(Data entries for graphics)
##########

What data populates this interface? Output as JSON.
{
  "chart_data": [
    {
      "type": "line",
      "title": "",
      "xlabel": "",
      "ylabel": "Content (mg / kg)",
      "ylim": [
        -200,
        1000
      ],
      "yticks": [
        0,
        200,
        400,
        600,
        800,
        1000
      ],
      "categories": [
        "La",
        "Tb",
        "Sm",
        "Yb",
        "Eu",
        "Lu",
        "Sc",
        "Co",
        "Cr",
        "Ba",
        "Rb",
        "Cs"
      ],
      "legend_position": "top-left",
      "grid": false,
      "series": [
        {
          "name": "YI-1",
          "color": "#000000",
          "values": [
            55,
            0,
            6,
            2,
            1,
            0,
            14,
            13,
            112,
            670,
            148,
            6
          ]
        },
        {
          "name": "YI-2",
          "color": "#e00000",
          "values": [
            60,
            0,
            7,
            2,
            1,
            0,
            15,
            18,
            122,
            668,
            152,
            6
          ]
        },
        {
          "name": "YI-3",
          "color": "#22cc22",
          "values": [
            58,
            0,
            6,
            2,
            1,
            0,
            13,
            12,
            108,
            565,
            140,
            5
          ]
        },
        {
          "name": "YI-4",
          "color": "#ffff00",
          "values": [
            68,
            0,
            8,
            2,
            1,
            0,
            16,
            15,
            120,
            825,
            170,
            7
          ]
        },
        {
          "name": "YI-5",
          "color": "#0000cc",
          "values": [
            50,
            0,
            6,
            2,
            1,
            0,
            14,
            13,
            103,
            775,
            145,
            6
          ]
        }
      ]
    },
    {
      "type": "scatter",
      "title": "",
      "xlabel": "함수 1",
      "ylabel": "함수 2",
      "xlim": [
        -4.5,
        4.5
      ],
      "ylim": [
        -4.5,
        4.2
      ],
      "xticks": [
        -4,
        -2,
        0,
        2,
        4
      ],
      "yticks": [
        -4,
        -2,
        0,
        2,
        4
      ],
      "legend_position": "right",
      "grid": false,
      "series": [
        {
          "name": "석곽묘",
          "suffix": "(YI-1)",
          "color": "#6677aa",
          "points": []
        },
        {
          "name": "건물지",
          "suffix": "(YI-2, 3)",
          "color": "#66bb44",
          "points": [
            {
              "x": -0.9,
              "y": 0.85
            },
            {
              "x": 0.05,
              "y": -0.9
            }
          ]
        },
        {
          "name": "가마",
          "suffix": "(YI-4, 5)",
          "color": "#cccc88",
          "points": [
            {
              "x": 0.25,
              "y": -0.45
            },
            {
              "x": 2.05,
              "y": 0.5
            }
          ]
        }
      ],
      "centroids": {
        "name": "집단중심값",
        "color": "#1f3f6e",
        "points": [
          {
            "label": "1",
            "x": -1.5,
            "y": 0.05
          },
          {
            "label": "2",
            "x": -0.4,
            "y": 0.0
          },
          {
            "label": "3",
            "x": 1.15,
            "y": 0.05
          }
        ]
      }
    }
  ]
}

##########

> [WORK TO COMPLETE]
The entries above must be returned exactly.

> [ANSWER FOR THE TASK]
What data populates this interface? Output as JSON.
{
  "chart_data": [
    {
      "type": "line",
      "title": "",
      "xlabel": "",
      "ylabel": "Content (mg / kg)",
      "ylim": [
        -200,
        1000
      ],
      "yticks": [
        0,
        200,
        400,
        600,
        800,
        1000
      ],
      "categories": [
        "La",
        "Tb",
        "Sm",
        "Yb",
        "Eu",
        "Lu",
        "Sc",
        "Co",
        "Cr",
        "Ba",
        "Rb",
        "Cs"
      ],
      "legend_position": "top-left",
      "grid": false,
      "series": [
        {
          "name": "YI-1",
          "color": "#000000",
          "values": [
            55,
            0,
            6,
            2,
            1,
            0,
            14,
            13,
            112,
            670,
            148,
            6
          ]
        },
        {
          "name": "YI-2",
          "color": "#e00000",
          "values": [
            60,
            0,
            7,
            2,
            1,
            0,
            15,
            18,
            122,
            668,
            152,
            6
          ]
        },
        {
          "name": "YI-3",
          "color": "#22cc22",
          "values": [
            58,
            0,
            6,
            2,
            1,
            0,
            13,
            12,
            108,
            565,
            140,
            5
          ]
        },
        {
          "name": "YI-4",
          "color": "#ffff00",
          "values": [
            68,
            0,
            8,
            2,
            1,
            0,
            16,
            15,
            120,
            825,
            170,
            7
          ]
        },
        {
          "name": "YI-5",
          "color": "#0000cc",
          "values": [
            50,
            0,
            6,
            2,
            1,
            0,
            14,
            13,
            103,
            775,
            145,
            6
          ]
        }
      ]
    },
    {
      "type": "scatter",
      "title": "",
      "xlabel": "함수 1",
      "ylabel": "함수 2",
      "xlim": [
        -4.5,
        4.5
      ],
      "ylim": [
        -4.5,
        4.2
      ],
      "xticks": [
        -4,
        -2,
        0,
        2,
        4
      ],
      "yticks": [
        -4,
        -2,
        0,
        2,
        4
      ],
      "legend_position": "right",
      "grid": false,
      "series": [
        {
          "name": "석곽묘",
          "suffix": "(YI-1)",
          "color": "#6677aa",
          "points": []
        },
        {
          "name": "건물지",
          "suffix": "(YI-2, 3)",
          "color": "#66bb44",
          "points": [
            {
              "x": -0.9,
              "y": 0.85
            },
            {
              "x": 0.05,
              "y": -0.9
            }
          ]
        },
        {
          "name": "가마",
          "suffix": "(YI-4, 5)",
          "color": "#cccc88",
          "points": [
            {
              "x": 0.25,
              "y": -0.45
            },
            {
              "x": 2.05,
              "y": 0.5
            }
          ]
        }
      ],
      "centroids": {
        "name": "집단중심값",
        "color": "#1f3f6e",
        "points": [
          {
            "label": "1",
            "x": -1.5,
            "y": 0.05
          },
          {
            "label": "2",
            "x": -0.4,
            "y": 0.0
          },
          {
            "label": "3",
            "x": 1.15,
            "y": 0.05
          }
        ]
      }
    }
  ]
}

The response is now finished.